[Saved entries]

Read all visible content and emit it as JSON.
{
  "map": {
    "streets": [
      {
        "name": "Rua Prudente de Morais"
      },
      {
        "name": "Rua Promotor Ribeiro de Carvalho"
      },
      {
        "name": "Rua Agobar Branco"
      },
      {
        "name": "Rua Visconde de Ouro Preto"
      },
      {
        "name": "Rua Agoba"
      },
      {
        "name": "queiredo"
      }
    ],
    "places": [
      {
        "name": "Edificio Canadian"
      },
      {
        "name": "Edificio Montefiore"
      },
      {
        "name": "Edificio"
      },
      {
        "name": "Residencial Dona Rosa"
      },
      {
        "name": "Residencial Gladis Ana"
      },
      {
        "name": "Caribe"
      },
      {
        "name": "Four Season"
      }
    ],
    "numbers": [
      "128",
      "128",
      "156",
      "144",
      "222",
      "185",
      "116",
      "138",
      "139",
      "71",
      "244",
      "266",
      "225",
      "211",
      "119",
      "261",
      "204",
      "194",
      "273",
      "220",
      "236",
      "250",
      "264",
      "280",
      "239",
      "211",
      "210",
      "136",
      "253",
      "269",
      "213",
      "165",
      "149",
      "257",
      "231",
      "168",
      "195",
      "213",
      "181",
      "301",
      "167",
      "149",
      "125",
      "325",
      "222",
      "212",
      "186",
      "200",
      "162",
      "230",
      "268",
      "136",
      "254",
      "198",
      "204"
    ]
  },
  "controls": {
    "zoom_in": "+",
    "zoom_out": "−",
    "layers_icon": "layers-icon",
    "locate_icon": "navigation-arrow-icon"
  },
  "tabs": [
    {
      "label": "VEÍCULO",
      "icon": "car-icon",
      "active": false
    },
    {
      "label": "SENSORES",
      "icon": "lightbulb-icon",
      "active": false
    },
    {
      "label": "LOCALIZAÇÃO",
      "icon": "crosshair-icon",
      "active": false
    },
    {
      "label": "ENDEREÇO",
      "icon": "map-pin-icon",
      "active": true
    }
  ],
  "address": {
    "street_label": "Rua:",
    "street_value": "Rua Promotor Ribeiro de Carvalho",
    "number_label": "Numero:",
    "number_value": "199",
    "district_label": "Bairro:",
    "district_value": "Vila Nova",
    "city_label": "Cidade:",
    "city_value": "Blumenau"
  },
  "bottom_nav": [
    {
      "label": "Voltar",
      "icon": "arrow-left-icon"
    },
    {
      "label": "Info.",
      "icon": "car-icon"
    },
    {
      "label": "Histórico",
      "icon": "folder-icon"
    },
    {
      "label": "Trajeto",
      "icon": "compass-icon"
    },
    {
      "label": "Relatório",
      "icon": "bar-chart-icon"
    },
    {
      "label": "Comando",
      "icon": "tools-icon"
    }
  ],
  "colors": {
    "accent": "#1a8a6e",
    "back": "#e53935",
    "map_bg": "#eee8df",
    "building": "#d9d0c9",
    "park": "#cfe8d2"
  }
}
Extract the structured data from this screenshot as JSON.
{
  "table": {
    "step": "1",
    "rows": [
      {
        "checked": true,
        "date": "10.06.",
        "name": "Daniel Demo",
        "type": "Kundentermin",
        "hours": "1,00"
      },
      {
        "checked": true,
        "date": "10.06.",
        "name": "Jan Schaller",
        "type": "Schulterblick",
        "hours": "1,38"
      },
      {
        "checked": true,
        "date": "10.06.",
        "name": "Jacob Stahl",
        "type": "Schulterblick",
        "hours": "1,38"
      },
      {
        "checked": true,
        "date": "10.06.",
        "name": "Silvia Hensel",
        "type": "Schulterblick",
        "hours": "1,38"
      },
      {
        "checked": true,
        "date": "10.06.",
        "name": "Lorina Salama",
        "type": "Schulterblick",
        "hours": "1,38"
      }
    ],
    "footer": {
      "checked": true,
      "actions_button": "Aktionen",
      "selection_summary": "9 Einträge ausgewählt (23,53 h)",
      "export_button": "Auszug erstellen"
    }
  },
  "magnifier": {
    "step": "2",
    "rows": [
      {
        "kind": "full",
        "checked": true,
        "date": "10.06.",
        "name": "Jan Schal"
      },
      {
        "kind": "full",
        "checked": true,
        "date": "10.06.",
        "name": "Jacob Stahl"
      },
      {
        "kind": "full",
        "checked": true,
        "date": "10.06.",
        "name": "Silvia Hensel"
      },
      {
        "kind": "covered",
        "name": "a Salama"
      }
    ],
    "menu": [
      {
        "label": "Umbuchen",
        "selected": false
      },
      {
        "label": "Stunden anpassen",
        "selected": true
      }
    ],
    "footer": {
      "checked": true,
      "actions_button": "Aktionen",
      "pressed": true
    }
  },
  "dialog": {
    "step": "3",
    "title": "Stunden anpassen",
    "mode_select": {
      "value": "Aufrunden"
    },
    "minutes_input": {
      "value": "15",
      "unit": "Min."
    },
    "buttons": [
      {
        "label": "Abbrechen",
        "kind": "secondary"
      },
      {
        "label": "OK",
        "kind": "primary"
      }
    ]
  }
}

PROBLEM TO WORK ON: In the records above, collect each line with "arrow".

RESULT BELOW:
    "locate_icon": "navigation-arrow-icon"
      "icon": "arrow-left-icon"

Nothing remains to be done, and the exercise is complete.